**Work to be completed:**
Write out all of the lines below, exactly and completely.

**Record set:**
◆ ◆ ◆ ◆ ◆

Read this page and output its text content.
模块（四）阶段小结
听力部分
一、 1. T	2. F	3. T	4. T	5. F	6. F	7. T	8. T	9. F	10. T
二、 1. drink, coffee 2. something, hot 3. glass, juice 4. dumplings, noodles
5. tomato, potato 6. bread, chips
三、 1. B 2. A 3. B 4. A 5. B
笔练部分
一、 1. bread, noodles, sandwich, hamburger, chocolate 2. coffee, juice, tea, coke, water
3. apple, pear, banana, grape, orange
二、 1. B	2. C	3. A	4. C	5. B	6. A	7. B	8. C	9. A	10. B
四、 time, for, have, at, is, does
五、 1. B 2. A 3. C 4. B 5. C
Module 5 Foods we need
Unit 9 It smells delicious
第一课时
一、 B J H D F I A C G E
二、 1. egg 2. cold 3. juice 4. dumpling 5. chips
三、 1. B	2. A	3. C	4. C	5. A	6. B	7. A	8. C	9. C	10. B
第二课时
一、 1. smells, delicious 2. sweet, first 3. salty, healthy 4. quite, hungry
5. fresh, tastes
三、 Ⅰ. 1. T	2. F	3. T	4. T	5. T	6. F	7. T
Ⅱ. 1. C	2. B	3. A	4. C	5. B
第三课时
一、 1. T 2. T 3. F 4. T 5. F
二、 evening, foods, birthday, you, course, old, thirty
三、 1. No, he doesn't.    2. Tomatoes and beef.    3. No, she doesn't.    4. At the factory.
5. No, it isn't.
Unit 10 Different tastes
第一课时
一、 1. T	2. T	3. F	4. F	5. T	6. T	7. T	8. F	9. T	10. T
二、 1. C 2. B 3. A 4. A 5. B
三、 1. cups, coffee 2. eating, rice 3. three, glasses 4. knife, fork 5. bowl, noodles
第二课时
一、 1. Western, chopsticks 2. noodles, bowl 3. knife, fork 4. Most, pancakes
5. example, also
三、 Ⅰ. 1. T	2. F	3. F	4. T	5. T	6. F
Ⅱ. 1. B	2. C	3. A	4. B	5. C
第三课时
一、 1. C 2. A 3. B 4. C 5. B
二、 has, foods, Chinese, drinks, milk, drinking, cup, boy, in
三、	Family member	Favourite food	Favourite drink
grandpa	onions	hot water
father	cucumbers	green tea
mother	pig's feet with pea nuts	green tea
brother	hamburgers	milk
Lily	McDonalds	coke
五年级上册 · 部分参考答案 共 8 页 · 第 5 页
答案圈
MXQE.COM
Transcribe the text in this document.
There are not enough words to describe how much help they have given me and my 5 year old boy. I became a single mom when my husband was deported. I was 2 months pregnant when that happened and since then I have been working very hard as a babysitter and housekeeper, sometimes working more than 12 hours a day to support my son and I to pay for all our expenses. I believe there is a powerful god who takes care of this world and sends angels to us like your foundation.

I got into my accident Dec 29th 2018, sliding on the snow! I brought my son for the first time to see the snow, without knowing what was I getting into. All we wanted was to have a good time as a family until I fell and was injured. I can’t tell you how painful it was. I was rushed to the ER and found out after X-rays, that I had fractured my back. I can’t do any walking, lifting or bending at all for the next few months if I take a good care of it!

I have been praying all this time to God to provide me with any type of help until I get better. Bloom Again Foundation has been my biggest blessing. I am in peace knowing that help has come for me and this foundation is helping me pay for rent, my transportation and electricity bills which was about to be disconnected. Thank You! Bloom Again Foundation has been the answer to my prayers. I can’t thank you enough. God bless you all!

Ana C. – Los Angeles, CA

◆ ◆ ◆ ◆ ◆

**Written answer:**
Read this page and output its text content.
模块（四）阶段小结
听力部分
一、 1. T	2. F	3. T	4. T	5. F	6. F	7. T	8. T	9. F	10. T
二、 1. drink, coffee 2. something, hot 3. glass, juice 4. dumplings, noodles
5. tomato, potato 6. bread, chips
三、 1. B 2. A 3. B 4. A 5. B
笔练部分
一、 1. bread, noodles, sandwich, hamburger, chocolate 2. coffee, juice, tea, coke, water
3. apple, pear, banana, grape, orange
二、 1. B	2. C	3. A	4. C	5. B	6. A	7. B	8. C	9. A	10. B
四、 time, for, have, at, is, does
五、 1. B 2. A 3. C 4. B 5. C
Module 5 Foods we need
Unit 9 It smells delicious
第一课时
一、 B J H D F I A C G E
二、 1. egg 2. cold 3. juice 4. dumpling 5. chips
三、 1. B	2. A	3. C	4. C	5. A	6. B	7. A	8. C	9. C	10. B
第二课时
一、 1. smells, delicious 2. sweet, first 3. salty, healthy 4. quite, hungry
5. fresh, tastes
三、 Ⅰ. 1. T	2. F	3. T	4. T	5. T	6. F	7. T
Ⅱ. 1. C	2. B	3. A	4. C	5. B
第三课时
一、 1. T 2. T 3. F 4. T 5. F
二、 evening, foods, birthday, you, course, old, thirty
三、 1. No, he doesn't.    2. Tomatoes and beef.    3. No, she doesn't.    4. At the factory.
5. No, it isn't.
Unit 10 Different tastes
第一课时
一、 1. T	2. T	3. F	4. F	5. T	6. T	7. T	8. F	9. T	10. T
二、 1. C 2. B 3. A 4. A 5. B
三、 1. cups, coffee 2. eating, rice 3. three, glasses 4. knife, fork 5. bowl, noodles
第二课时
一、 1. Western, chopsticks 2. noodles, bowl 3. knife, fork 4. Most, pancakes
5. example, also
三、 Ⅰ. 1. T	2. F	3. F	4. T	5. T	6. F
Ⅱ. 1. B	2. C	3. A	4. B	5. C
第三课时
一、 1. C 2. A 3. B 4. C 5. B
二、 has, foods, Chinese, drinks, milk, drinking, cup, boy, in
三、	Family member	Favourite food	Favourite drink
grandpa	onions	hot water
father	cucumbers	green tea
mother	pig's feet with pea nuts	green tea
brother	hamburgers	milk
Lily	McDonalds	coke
五年级上册 · 部分参考答案 共 8 页 · 第 5 页
答案圈
MXQE.COM
Transcribe the text in this document.
There are not enough words to describe how much help they have given me and my 5 year old boy. I became a single mom when my husband was deported. I was 2 months pregnant when that happened and since then I have been working very hard as a babysitter and housekeeper, sometimes working more than 12 hours a day to support my son and I to pay for all our expenses. I believe there is a powerful god who takes care of this world and sends angels to us like your foundation.

I got into my accident Dec 29th 2018, sliding on the snow! I brought my son for the first time to see the snow, without knowing what was I getting into. All we wanted was to have a good time as a family until I fell and was injured. I can’t tell you how painful it was. I was rushed to the ER and found out after X-rays, that I had fractured my back. I can’t do any walking, lifting or bending at all for the next few months if I take a good care of it!

I have been praying all this time to God to provide me with any type of help until I get better. Bloom Again Foundation has been my biggest blessing. I am in peace knowing that help has come for me and this foundation is helping me pay for rent, my transportation and electricity bills which was about to be disconnected. Thank You! Bloom Again Foundation has been the answer to my prayers. I can’t thank you enough. God bless you all!

Ana C. – Los Angeles, CA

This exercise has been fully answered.